Without the pictures, set down every line of the data exactly.

+===+

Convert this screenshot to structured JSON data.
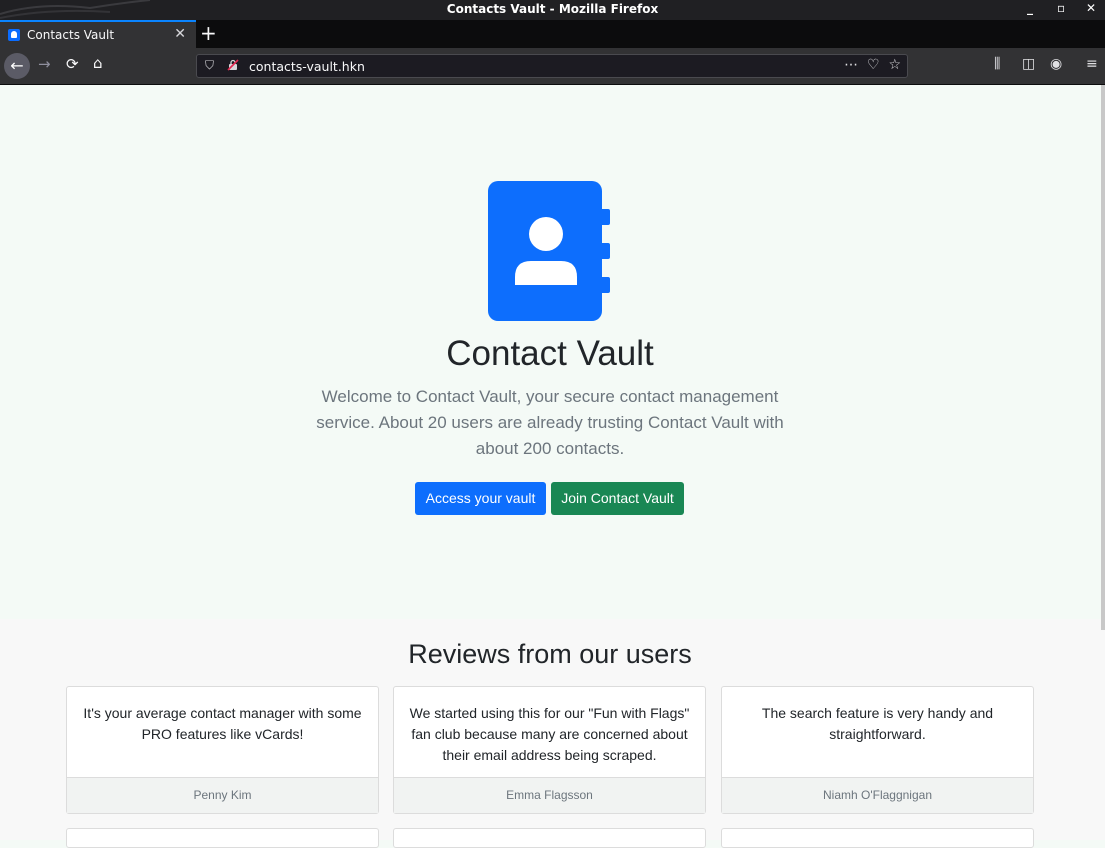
{
  "window": {
    "title": "Contacts Vault - Mozilla Firefox"
  },
  "browser": {
    "tab_title": "Contacts Vault",
    "url": "contacts-vault.hkn"
  },
  "hero": {
    "title": "Contact Vault",
    "text": "Welcome to Contact Vault, your secure contact management service. About 20 users are already trusting Contact Vault with about 200 contacts.",
    "primary_button": "Access your vault",
    "secondary_button": "Join Contact Vault",
    "accent_color": "#0d6efd",
    "success_color": "#198754"
  },
  "reviews": {
    "title": "Reviews from our users",
    "items": [
      {
        "text": "It's your average contact manager with some PRO features like vCards!",
        "author": "Penny Kim"
      },
      {
        "text": "We started using this for our \"Fun with Flags\" fan club because many are concerned about their email address being scraped.",
        "author": "Emma Flagsson"
      },
      {
        "text": "The search feature is very handy and straightforward.",
        "author": "Niamh O'Flaggnigan"
      }
    ]
  }
}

+===+

§ Output of the exercise
Convert this screenshot to structured JSON data.
{
  "window": {
    "title": "Contacts Vault - Mozilla Firefox"
  },
  "browser": {
    "tab_title": "Contacts Vault",
    "url": "contacts-vault.hkn"
  },
  "hero": {
    "title": "Contact Vault",
    "text": "Welcome to Contact Vault, your secure contact management service. About 20 users are already trusting Contact Vault with about 200 contacts.",
    "primary_button": "Access your vault",
    "secondary_button": "Join Contact Vault",
    "accent_color": "#0d6efd",
    "success_color": "#198754"
  },
  "reviews": {
    "title": "Reviews from our users",
    "items": [
      {
        "text": "It's your average contact manager with some PRO features like vCards!",
        "author": "Penny Kim"
      },
      {
        "text": "We started using this for our \"Fun with Flags\" fan club because many are concerned about their email address being scraped.",
        "author": "Emma Flagsson"
      },
      {
        "text": "The search feature is very handy and straightforward.",
        "author": "Niamh O'Flaggnigan"
      }
    ]
  }
}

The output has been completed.